• _Task requirements_
Gather from the material every line that contains the string "alltid".
--- The data Enclosed Below ---
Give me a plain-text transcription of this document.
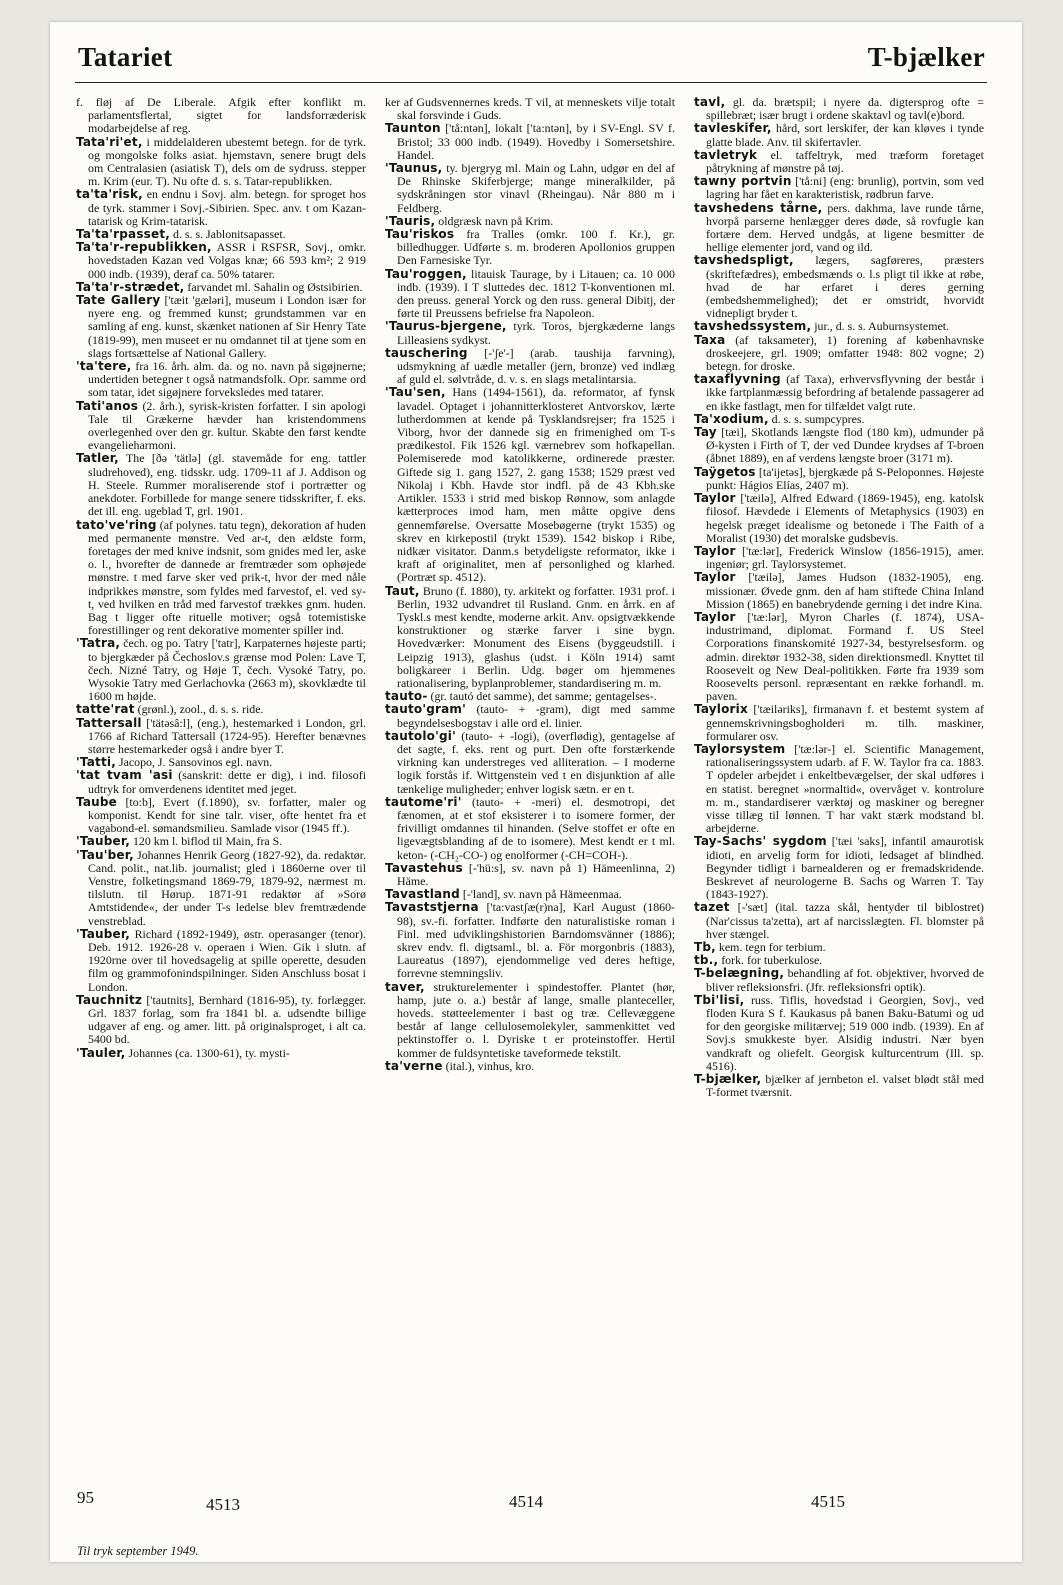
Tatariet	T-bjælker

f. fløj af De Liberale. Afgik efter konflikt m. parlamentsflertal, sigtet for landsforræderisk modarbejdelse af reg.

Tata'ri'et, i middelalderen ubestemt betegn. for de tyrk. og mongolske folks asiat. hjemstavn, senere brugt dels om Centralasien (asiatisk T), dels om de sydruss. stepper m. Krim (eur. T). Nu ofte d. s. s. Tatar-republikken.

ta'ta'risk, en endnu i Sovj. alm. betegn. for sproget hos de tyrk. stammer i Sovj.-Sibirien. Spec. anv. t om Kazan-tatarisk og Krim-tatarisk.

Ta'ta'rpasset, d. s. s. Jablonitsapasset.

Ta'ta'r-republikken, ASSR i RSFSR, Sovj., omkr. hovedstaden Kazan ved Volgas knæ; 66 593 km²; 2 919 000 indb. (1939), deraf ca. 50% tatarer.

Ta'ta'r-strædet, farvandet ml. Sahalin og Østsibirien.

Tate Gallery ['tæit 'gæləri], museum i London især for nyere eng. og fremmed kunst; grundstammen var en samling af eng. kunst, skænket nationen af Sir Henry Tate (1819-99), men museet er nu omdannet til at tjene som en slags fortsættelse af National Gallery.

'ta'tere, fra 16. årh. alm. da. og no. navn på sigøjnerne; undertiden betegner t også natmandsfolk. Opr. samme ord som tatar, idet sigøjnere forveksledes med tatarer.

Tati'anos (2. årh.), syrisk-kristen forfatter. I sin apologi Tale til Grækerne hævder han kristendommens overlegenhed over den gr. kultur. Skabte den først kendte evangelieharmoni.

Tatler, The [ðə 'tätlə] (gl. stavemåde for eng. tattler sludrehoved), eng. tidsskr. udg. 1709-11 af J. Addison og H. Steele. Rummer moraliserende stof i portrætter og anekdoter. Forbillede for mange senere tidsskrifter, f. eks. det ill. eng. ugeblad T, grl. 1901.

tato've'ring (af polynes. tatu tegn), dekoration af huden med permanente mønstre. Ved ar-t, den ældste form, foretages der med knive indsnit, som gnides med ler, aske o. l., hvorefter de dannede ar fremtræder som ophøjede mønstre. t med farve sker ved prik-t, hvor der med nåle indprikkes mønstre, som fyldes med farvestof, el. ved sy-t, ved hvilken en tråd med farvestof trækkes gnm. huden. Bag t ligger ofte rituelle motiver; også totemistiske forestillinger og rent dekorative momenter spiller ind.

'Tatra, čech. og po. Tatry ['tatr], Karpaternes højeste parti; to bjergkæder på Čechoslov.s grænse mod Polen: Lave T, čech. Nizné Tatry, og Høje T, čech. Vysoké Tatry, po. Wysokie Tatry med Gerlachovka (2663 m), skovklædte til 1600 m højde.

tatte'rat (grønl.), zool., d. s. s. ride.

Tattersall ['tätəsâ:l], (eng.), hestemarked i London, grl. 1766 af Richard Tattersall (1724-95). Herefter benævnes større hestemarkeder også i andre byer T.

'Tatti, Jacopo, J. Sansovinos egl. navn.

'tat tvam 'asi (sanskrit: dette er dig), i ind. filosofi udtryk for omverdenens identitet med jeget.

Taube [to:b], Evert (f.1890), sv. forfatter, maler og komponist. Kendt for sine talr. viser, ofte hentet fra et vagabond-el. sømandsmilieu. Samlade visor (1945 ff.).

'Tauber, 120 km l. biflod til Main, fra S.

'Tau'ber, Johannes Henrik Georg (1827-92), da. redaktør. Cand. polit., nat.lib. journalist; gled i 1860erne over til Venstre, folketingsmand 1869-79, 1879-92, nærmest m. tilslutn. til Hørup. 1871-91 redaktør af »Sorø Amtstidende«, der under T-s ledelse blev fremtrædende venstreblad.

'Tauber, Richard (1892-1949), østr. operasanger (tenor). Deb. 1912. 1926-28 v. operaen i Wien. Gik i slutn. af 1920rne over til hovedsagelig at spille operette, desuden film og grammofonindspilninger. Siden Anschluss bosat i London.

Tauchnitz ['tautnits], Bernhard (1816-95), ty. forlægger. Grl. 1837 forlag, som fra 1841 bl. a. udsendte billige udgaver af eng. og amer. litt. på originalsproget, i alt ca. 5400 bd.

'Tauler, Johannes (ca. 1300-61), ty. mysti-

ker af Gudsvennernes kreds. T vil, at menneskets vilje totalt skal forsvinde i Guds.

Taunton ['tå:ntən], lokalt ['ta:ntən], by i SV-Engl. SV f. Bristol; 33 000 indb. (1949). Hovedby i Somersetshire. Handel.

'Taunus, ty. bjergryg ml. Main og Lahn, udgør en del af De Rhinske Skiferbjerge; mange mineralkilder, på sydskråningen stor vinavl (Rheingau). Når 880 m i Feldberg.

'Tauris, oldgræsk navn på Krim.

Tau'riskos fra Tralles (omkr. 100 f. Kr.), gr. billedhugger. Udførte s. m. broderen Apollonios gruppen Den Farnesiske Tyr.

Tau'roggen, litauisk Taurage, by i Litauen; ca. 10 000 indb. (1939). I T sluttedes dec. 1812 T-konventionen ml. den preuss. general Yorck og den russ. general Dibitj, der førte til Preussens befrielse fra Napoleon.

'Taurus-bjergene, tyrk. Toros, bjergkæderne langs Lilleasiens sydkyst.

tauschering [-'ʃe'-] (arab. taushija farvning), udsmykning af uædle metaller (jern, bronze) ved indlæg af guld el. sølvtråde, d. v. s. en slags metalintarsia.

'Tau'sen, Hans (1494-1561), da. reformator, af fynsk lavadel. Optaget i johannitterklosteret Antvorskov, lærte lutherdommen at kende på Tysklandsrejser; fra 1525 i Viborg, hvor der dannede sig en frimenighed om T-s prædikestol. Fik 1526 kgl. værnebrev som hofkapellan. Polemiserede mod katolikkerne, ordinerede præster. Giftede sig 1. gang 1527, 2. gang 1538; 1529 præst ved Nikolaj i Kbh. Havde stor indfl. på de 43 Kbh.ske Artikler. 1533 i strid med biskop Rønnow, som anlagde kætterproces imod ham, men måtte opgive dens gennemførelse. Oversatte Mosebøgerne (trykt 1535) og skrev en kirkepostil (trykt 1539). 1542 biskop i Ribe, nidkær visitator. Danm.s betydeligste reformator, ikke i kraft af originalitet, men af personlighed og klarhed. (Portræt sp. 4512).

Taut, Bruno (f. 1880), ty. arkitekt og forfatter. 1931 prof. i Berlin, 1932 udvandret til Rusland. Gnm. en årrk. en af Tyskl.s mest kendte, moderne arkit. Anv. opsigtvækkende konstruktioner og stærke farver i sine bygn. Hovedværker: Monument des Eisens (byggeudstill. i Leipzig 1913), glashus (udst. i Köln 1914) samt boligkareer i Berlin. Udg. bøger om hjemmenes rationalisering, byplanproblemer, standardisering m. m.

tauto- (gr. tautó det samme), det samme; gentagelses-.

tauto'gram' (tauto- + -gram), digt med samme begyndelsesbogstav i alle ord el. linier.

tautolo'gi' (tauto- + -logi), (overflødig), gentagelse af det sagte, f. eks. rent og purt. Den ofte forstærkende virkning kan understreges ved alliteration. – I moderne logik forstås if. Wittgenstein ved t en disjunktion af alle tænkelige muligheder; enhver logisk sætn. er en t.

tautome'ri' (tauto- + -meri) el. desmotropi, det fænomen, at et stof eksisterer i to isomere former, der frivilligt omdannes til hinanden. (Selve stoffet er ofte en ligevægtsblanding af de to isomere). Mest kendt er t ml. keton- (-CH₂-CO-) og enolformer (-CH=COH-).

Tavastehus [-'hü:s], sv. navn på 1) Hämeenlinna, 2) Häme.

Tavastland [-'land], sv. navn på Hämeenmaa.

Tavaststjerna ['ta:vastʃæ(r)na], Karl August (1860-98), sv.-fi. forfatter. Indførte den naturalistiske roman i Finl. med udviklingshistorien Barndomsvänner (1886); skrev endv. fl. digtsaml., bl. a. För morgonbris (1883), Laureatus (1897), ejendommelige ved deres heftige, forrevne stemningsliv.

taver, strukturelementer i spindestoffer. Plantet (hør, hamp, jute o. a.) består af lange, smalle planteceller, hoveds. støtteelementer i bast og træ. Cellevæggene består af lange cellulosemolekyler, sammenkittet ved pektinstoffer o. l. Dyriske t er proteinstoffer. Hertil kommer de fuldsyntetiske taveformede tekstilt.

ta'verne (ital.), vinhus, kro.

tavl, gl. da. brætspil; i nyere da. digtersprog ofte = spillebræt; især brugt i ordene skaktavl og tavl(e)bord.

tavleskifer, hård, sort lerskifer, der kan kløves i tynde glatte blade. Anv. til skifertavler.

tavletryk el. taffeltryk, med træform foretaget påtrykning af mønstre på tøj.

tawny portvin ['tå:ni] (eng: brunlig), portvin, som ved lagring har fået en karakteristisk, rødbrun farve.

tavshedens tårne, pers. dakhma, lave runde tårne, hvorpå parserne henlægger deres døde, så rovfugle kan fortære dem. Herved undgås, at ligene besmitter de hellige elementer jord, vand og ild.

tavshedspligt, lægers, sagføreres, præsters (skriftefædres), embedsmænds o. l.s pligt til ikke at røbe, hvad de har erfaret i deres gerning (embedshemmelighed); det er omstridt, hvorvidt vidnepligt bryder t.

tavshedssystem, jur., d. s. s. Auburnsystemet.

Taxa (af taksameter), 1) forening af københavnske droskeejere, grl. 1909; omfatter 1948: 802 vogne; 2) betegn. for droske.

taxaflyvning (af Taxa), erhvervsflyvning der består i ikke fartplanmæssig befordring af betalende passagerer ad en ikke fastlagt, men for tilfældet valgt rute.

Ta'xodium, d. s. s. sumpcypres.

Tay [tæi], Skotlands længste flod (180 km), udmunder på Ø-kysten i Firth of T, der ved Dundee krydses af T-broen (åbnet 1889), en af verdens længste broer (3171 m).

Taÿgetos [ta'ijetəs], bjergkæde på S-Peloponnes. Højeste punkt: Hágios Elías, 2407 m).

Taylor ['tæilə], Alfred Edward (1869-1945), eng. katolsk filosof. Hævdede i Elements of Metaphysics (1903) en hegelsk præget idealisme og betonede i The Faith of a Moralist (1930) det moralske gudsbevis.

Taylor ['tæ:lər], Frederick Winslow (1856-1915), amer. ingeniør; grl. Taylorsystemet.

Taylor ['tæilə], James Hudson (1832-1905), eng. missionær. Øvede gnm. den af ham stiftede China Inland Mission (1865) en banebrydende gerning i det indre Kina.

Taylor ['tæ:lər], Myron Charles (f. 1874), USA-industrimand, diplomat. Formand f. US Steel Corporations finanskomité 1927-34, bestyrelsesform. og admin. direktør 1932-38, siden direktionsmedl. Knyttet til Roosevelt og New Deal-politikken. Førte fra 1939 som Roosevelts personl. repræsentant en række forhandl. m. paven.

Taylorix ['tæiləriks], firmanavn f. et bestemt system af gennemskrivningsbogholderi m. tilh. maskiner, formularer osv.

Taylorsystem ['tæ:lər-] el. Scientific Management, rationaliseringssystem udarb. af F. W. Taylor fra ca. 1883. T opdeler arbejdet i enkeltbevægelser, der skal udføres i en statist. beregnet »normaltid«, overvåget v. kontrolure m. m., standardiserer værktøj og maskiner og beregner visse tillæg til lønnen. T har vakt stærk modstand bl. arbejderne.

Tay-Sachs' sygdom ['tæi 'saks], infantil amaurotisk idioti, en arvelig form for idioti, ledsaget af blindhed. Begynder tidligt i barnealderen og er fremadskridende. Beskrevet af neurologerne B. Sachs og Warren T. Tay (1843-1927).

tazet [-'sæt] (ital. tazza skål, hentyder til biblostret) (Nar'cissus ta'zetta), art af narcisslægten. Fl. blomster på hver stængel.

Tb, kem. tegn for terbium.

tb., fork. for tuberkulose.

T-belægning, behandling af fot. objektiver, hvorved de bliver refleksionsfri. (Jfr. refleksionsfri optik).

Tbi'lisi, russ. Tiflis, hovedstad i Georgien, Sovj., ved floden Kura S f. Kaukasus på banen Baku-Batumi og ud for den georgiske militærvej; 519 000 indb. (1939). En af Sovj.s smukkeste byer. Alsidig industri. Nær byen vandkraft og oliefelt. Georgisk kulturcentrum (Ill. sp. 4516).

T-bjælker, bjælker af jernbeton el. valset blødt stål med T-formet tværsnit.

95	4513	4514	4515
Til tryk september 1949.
--- End of Enclosed The data ---
--- The data Enclosed Below ---
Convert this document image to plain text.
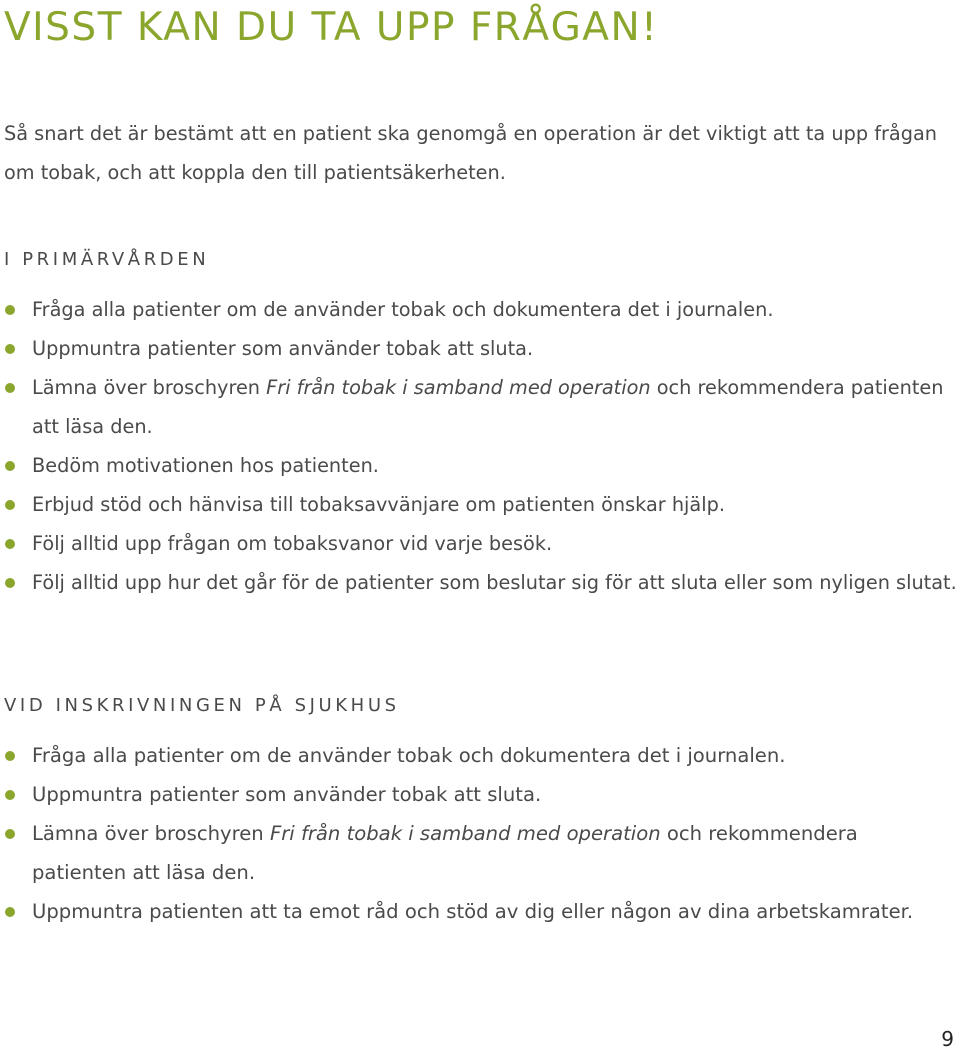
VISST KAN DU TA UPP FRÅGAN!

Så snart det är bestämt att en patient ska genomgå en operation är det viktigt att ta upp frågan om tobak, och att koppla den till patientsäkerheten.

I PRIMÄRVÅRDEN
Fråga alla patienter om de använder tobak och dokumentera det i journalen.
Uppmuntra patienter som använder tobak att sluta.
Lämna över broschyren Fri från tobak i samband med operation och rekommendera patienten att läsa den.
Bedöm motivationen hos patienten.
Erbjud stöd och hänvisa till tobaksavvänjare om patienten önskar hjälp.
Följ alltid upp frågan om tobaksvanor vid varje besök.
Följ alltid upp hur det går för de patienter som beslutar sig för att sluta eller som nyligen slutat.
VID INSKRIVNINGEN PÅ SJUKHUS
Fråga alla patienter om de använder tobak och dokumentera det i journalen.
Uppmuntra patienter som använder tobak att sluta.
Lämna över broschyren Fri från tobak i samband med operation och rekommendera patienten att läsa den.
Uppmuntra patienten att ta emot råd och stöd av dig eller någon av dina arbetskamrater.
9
--- End of Enclosed The data ---
• _Reply to the task_
Följ alltid upp frågan om tobaksvanor vid varje besök.
Följ alltid upp hur det går för de patienter som beslutar sig för att sluta eller som nyligen slutat.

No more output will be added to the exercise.